◆ Written problem
Select every line below containing the word "loss".
☆ ☆ ☆ ☆ ☆ ☆ ☆
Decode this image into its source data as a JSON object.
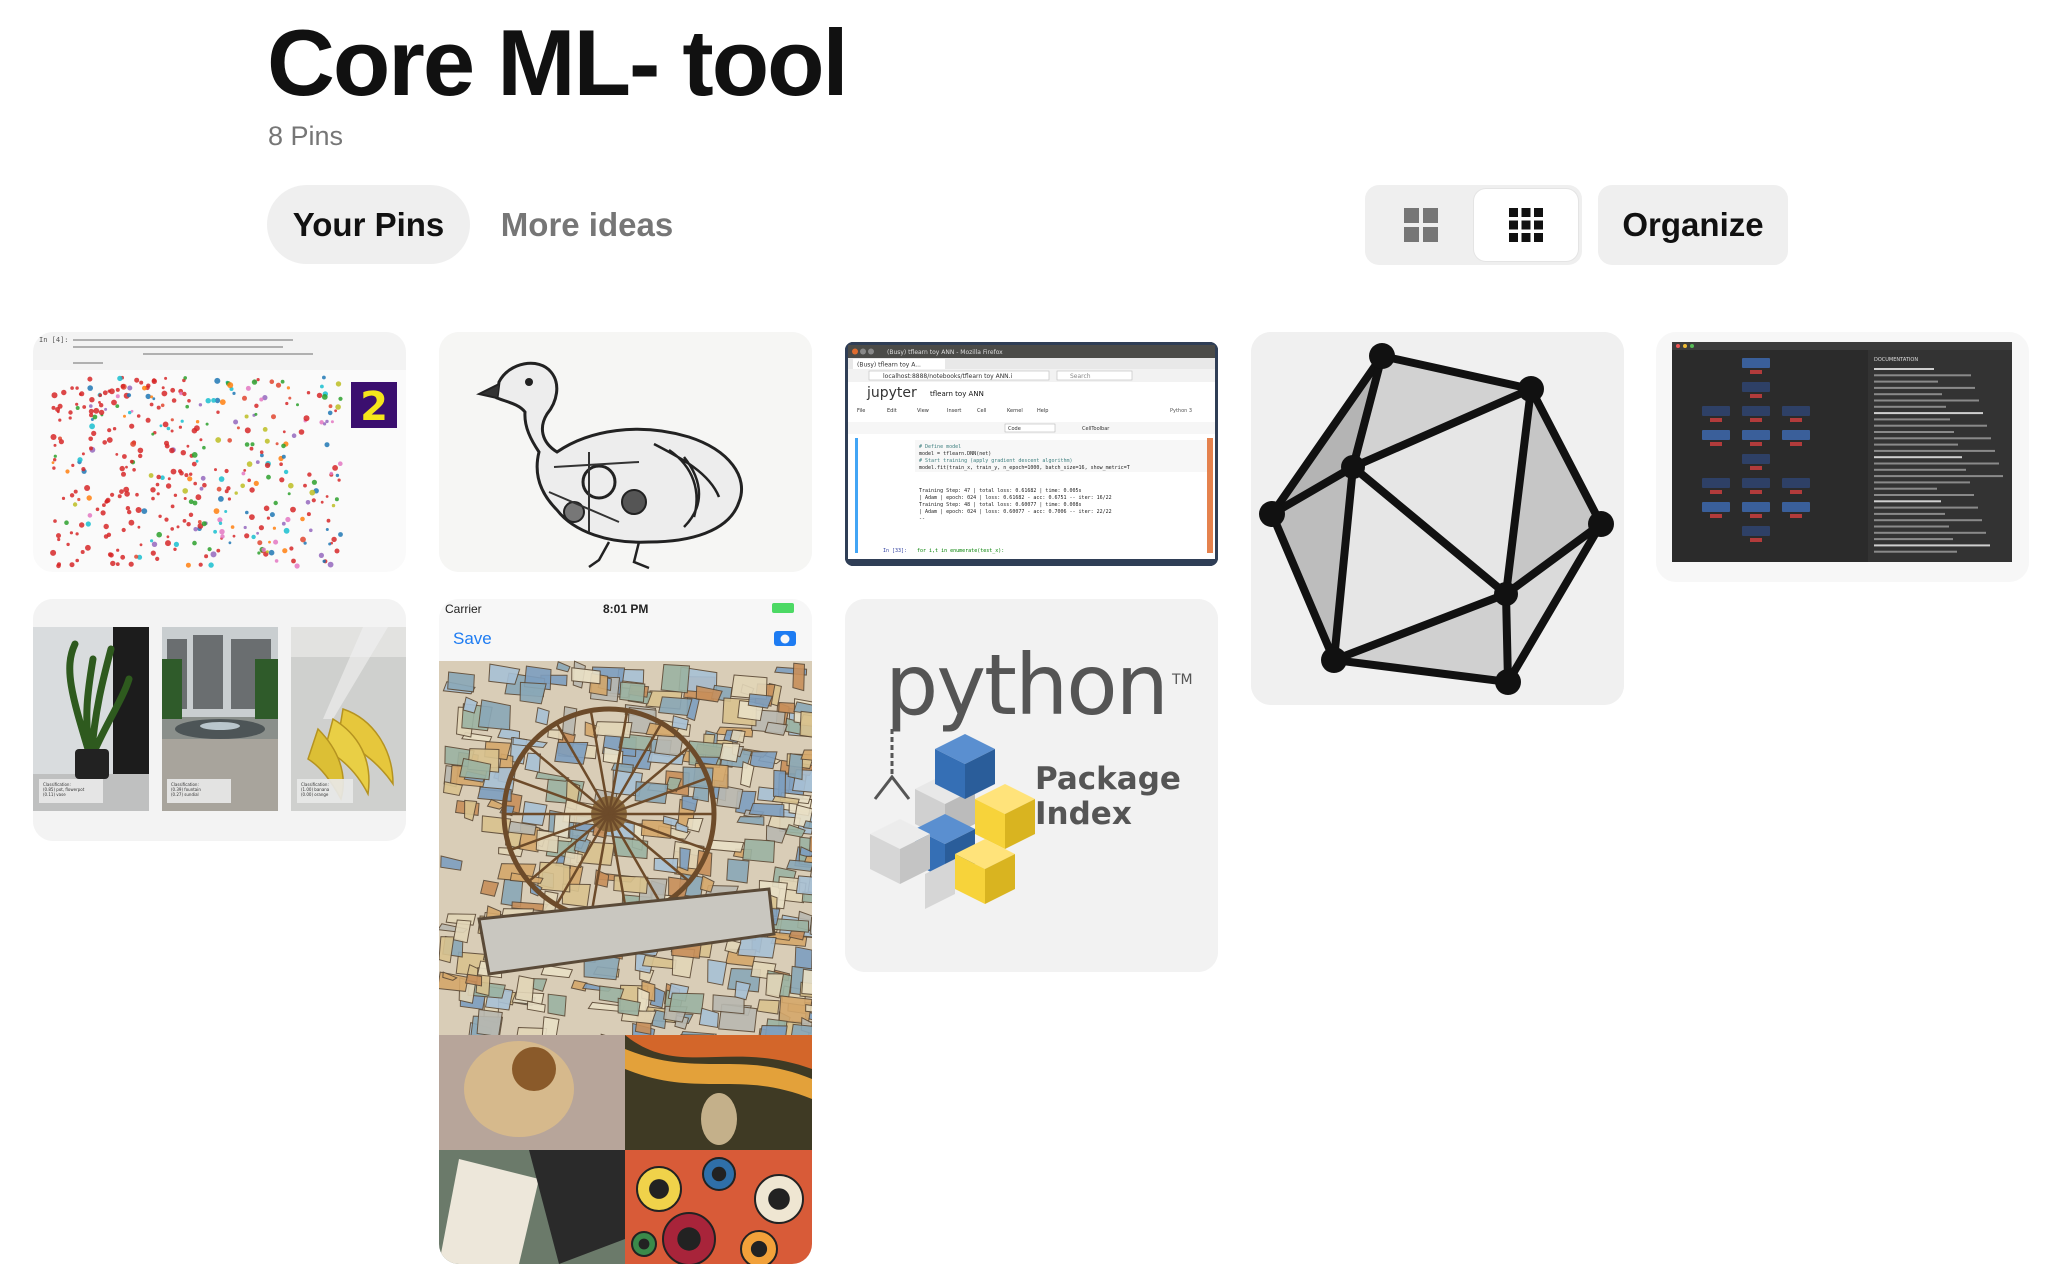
{
  "board": {
    "title": "Core ML- tool",
    "pin_count": "8 Pins"
  },
  "tabs": {
    "your_pins": "Your Pins",
    "more_ideas": "More ideas"
  },
  "view": {
    "default_icon": "grid-2x2-icon",
    "compact_icon": "grid-3x3-icon",
    "selected": "compact"
  },
  "actions": {
    "organize": "Organize"
  },
  "pins": {
    "p1": {
      "code": "In [4]:",
      "digit": "2"
    },
    "p3": {
      "window_title": "(Busy) tflearn toy ANN - Mozilla Firefox",
      "tab": "(Busy) tflearn toy A...",
      "url": "localhost:8888/notebooks/tflearn toy ANN.i",
      "search": "Search",
      "brand": "jupyter",
      "notebook": "tflearn toy ANN",
      "kernel": "Python 3",
      "menu": [
        "File",
        "Edit",
        "View",
        "Insert",
        "Cell",
        "Kernel",
        "Help"
      ],
      "cell_type": "Code",
      "celltoolbar": "CellToolbar",
      "lines": [
        "# Define model",
        "model = tflearn.DNN(net)",
        "# Start training (apply gradient descent algorithm)",
        "model.fit(train_x, train_y, n_epoch=1000, batch_size=16, show_metric=T"
      ],
      "output": [
        "Training Step: 47  | total loss: 0.61682 | time: 0.005s",
        "| Adam | epoch: 024 | loss: 0.61682 - acc: 0.6751 -- iter: 16/22",
        "Training Step: 48  | total loss: 0.60077 | time: 0.008s",
        "| Adam | epoch: 024 | loss: 0.60077 - acc: 0.7006 -- iter: 22/22",
        "--"
      ],
      "prompt": "In [33]:",
      "next_line": "for i,t in enumerate(test_x):"
    },
    "p5": {
      "panel_title": "DOCUMENTATION"
    },
    "p6": {
      "labels": [
        "Classification: (0.85) pot, flowerpot (0.11) vase",
        "Classification: (0.39) fountain (0.27) sundial",
        "Classification: (1.00) banana (0.00) orange"
      ]
    },
    "p7": {
      "carrier": "Carrier",
      "time": "8:01 PM",
      "save": "Save"
    },
    "p8": {
      "word": "python",
      "tm": "TM",
      "line1": "Package",
      "line2": "Index"
    }
  }
}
☆ ☆ ☆ ☆ ☆ ☆ ☆
◆ Result
        "Training Step: 47  | total loss: 0.61682 | time: 0.005s",
        "| Adam | epoch: 024 | loss: 0.61682 - acc: 0.6751 -- iter: 16/22",
        "Training Step: 48  | total loss: 0.60077 | time: 0.008s",
        "| Adam | epoch: 024 | loss: 0.60077 - acc: 0.7006 -- iter: 22/22",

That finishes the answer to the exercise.